:: What you have to do ::
Exactly reproduce each line of the listing that follows.

:: Items ::
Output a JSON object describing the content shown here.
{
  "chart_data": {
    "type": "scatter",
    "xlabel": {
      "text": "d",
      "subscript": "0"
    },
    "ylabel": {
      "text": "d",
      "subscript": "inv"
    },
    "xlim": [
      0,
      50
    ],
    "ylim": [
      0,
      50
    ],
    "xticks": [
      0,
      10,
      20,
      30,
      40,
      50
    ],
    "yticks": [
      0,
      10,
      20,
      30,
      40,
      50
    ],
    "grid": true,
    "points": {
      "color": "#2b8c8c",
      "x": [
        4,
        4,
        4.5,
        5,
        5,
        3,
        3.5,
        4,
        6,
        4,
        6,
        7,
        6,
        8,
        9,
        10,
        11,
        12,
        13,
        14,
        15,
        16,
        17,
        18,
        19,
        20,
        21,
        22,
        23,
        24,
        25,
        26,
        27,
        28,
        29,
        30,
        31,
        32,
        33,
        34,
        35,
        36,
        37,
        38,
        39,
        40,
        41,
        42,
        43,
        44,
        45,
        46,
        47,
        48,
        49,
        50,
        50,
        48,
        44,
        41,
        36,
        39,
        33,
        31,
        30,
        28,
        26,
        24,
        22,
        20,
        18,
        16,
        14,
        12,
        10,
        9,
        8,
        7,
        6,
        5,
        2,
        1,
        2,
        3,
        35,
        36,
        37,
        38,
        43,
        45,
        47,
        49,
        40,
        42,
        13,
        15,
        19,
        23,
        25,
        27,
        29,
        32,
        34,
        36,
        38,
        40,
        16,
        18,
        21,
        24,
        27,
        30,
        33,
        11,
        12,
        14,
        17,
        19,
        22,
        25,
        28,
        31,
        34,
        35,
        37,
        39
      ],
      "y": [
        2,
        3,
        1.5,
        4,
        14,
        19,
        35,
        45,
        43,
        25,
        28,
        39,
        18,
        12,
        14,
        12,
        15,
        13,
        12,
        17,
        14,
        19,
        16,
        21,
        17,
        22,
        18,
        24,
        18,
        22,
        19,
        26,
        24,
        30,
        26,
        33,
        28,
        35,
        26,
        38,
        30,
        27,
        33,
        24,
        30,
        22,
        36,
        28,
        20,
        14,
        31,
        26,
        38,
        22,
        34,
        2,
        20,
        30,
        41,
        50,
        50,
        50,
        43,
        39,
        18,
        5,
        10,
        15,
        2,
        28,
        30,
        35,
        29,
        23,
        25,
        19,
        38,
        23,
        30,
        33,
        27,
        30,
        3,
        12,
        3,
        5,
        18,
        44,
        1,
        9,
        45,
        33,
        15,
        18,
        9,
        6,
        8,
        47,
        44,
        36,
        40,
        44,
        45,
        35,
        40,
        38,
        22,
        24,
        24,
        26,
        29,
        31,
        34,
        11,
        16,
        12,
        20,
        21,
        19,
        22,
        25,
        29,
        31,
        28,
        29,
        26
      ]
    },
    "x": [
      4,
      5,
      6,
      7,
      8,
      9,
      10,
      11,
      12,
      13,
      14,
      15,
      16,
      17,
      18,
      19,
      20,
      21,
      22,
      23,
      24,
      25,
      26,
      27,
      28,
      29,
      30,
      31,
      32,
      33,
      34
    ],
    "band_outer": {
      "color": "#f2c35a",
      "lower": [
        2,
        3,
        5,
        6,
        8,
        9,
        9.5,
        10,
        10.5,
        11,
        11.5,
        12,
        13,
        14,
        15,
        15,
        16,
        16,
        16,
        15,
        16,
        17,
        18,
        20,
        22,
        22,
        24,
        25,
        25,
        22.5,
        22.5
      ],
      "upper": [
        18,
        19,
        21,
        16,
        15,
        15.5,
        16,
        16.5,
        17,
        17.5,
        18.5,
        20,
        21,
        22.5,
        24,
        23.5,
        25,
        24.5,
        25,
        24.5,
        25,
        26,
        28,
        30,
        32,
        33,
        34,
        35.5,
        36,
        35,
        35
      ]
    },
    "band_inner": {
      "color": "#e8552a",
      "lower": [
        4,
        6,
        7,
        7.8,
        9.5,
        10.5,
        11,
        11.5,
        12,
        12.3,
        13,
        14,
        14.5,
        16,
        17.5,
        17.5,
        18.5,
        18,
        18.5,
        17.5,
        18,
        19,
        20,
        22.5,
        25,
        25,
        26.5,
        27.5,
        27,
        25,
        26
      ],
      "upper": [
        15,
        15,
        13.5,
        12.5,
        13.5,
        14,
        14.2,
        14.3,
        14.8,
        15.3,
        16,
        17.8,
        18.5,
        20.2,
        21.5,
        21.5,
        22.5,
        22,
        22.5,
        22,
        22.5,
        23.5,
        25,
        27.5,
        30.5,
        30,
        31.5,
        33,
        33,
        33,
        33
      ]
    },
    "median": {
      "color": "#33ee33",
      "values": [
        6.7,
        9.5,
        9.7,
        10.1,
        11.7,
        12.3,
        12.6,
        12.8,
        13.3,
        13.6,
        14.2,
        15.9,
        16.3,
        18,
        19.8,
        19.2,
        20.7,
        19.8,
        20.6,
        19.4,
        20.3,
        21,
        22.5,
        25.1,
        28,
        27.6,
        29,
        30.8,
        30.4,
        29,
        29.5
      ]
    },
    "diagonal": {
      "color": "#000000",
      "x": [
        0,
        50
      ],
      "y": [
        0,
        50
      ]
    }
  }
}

:: Final answer ::
Output a JSON object describing the content shown here.
{
  "chart_data": {
    "type": "scatter",
    "xlabel": {
      "text": "d",
      "subscript": "0"
    },
    "ylabel": {
      "text": "d",
      "subscript": "inv"
    },
    "xlim": [
      0,
      50
    ],
    "ylim": [
      0,
      50
    ],
    "xticks": [
      0,
      10,
      20,
      30,
      40,
      50
    ],
    "yticks": [
      0,
      10,
      20,
      30,
      40,
      50
    ],
    "grid": true,
    "points": {
      "color": "#2b8c8c",
      "x": [
        4,
        4,
        4.5,
        5,
        5,
        3,
        3.5,
        4,
        6,
        4,
        6,
        7,
        6,
        8,
        9,
        10,
        11,
        12,
        13,
        14,
        15,
        16,
        17,
        18,
        19,
        20,
        21,
        22,
        23,
        24,
        25,
        26,
        27,
        28,
        29,
        30,
        31,
        32,
        33,
        34,
        35,
        36,
        37,
        38,
        39,
        40,
        41,
        42,
        43,
        44,
        45,
        46,
        47,
        48,
        49,
        50,
        50,
        48,
        44,
        41,
        36,
        39,
        33,
        31,
        30,
        28,
        26,
        24,
        22,
        20,
        18,
        16,
        14,
        12,
        10,
        9,
        8,
        7,
        6,
        5,
        2,
        1,
        2,
        3,
        35,
        36,
        37,
        38,
        43,
        45,
        47,
        49,
        40,
        42,
        13,
        15,
        19,
        23,
        25,
        27,
        29,
        32,
        34,
        36,
        38,
        40,
        16,
        18,
        21,
        24,
        27,
        30,
        33,
        11,
        12,
        14,
        17,
        19,
        22,
        25,
        28,
        31,
        34,
        35,
        37,
        39
      ],
      "y": [
        2,
        3,
        1.5,
        4,
        14,
        19,
        35,
        45,
        43,
        25,
        28,
        39,
        18,
        12,
        14,
        12,
        15,
        13,
        12,
        17,
        14,
        19,
        16,
        21,
        17,
        22,
        18,
        24,
        18,
        22,
        19,
        26,
        24,
        30,
        26,
        33,
        28,
        35,
        26,
        38,
        30,
        27,
        33,
        24,
        30,
        22,
        36,
        28,
        20,
        14,
        31,
        26,
        38,
        22,
        34,
        2,
        20,
        30,
        41,
        50,
        50,
        50,
        43,
        39,
        18,
        5,
        10,
        15,
        2,
        28,
        30,
        35,
        29,
        23,
        25,
        19,
        38,
        23,
        30,
        33,
        27,
        30,
        3,
        12,
        3,
        5,
        18,
        44,
        1,
        9,
        45,
        33,
        15,
        18,
        9,
        6,
        8,
        47,
        44,
        36,
        40,
        44,
        45,
        35,
        40,
        38,
        22,
        24,
        24,
        26,
        29,
        31,
        34,
        11,
        16,
        12,
        20,
        21,
        19,
        22,
        25,
        29,
        31,
        28,
        29,
        26
      ]
    },
    "x": [
      4,
      5,
      6,
      7,
      8,
      9,
      10,
      11,
      12,
      13,
      14,
      15,
      16,
      17,
      18,
      19,
      20,
      21,
      22,
      23,
      24,
      25,
      26,
      27,
      28,
      29,
      30,
      31,
      32,
      33,
      34
    ],
    "band_outer": {
      "color": "#f2c35a",
      "lower": [
        2,
        3,
        5,
        6,
        8,
        9,
        9.5,
        10,
        10.5,
        11,
        11.5,
        12,
        13,
        14,
        15,
        15,
        16,
        16,
        16,
        15,
        16,
        17,
        18,
        20,
        22,
        22,
        24,
        25,
        25,
        22.5,
        22.5
      ],
      "upper": [
        18,
        19,
        21,
        16,
        15,
        15.5,
        16,
        16.5,
        17,
        17.5,
        18.5,
        20,
        21,
        22.5,
        24,
        23.5,
        25,
        24.5,
        25,
        24.5,
        25,
        26,
        28,
        30,
        32,
        33,
        34,
        35.5,
        36,
        35,
        35
      ]
    },
    "band_inner": {
      "color": "#e8552a",
      "lower": [
        4,
        6,
        7,
        7.8,
        9.5,
        10.5,
        11,
        11.5,
        12,
        12.3,
        13,
        14,
        14.5,
        16,
        17.5,
        17.5,
        18.5,
        18,
        18.5,
        17.5,
        18,
        19,
        20,
        22.5,
        25,
        25,
        26.5,
        27.5,
        27,
        25,
        26
      ],
      "upper": [
        15,
        15,
        13.5,
        12.5,
        13.5,
        14,
        14.2,
        14.3,
        14.8,
        15.3,
        16,
        17.8,
        18.5,
        20.2,
        21.5,
        21.5,
        22.5,
        22,
        22.5,
        22,
        22.5,
        23.5,
        25,
        27.5,
        30.5,
        30,
        31.5,
        33,
        33,
        33,
        33
      ]
    },
    "median": {
      "color": "#33ee33",
      "values": [
        6.7,
        9.5,
        9.7,
        10.1,
        11.7,
        12.3,
        12.6,
        12.8,
        13.3,
        13.6,
        14.2,
        15.9,
        16.3,
        18,
        19.8,
        19.2,
        20.7,
        19.8,
        20.6,
        19.4,
        20.3,
        21,
        22.5,
        25.1,
        28,
        27.6,
        29,
        30.8,
        30.4,
        29,
        29.5
      ]
    },
    "diagonal": {
      "color": "#000000",
      "x": [
        0,
        50
      ],
      "y": [
        0,
        50
      ]
    }
  }
}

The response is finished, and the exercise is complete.